Transcribe the material in full. Nothing should differ except that the pictures are left out.

▼▼▼

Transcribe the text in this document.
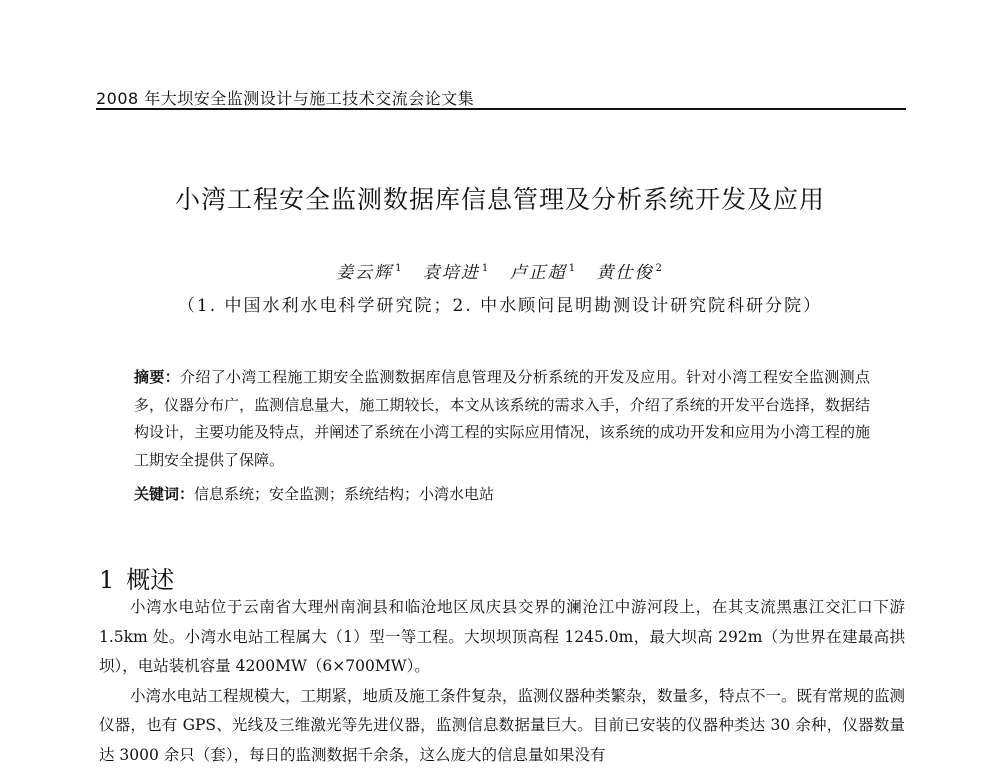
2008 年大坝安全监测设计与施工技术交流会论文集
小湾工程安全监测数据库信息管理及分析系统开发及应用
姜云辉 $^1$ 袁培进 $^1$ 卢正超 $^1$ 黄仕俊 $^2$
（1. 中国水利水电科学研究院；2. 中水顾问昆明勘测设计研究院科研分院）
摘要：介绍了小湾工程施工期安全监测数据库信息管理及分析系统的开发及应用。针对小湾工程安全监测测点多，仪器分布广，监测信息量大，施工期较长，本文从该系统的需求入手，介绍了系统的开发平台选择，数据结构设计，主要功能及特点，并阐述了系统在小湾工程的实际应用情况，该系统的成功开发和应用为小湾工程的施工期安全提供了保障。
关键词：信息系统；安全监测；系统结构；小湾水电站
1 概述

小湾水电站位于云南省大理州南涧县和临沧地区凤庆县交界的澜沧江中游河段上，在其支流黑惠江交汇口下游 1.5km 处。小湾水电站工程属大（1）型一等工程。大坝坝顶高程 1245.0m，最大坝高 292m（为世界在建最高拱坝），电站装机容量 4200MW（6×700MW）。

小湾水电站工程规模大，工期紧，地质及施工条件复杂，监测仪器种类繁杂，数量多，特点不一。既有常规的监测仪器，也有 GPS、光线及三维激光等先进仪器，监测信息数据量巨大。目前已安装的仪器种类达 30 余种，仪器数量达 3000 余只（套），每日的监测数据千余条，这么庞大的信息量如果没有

▲▲▲

Response for this exercise:
Transcribe the text in this document.
2008 年大坝安全监测设计与施工技术交流会论文集
小湾工程安全监测数据库信息管理及分析系统开发及应用
姜云辉 $^1$ 袁培进 $^1$ 卢正超 $^1$ 黄仕俊 $^2$
（1. 中国水利水电科学研究院；2. 中水顾问昆明勘测设计研究院科研分院）
摘要：介绍了小湾工程施工期安全监测数据库信息管理及分析系统的开发及应用。针对小湾工程安全监测测点多，仪器分布广，监测信息量大，施工期较长，本文从该系统的需求入手，介绍了系统的开发平台选择，数据结构设计，主要功能及特点，并阐述了系统在小湾工程的实际应用情况，该系统的成功开发和应用为小湾工程的施工期安全提供了保障。
关键词：信息系统；安全监测；系统结构；小湾水电站
1 概述

小湾水电站位于云南省大理州南涧县和临沧地区凤庆县交界的澜沧江中游河段上，在其支流黑惠江交汇口下游 1.5km 处。小湾水电站工程属大（1）型一等工程。大坝坝顶高程 1245.0m，最大坝高 292m（为世界在建最高拱坝），电站装机容量 4200MW（6×700MW）。

小湾水电站工程规模大，工期紧，地质及施工条件复杂，监测仪器种类繁杂，数量多，特点不一。既有常规的监测仪器，也有 GPS、光线及三维激光等先进仪器，监测信息数据量巨大。目前已安装的仪器种类达 30 余种，仪器数量达 3000 余只（套），每日的监测数据千余条，这么庞大的信息量如果没有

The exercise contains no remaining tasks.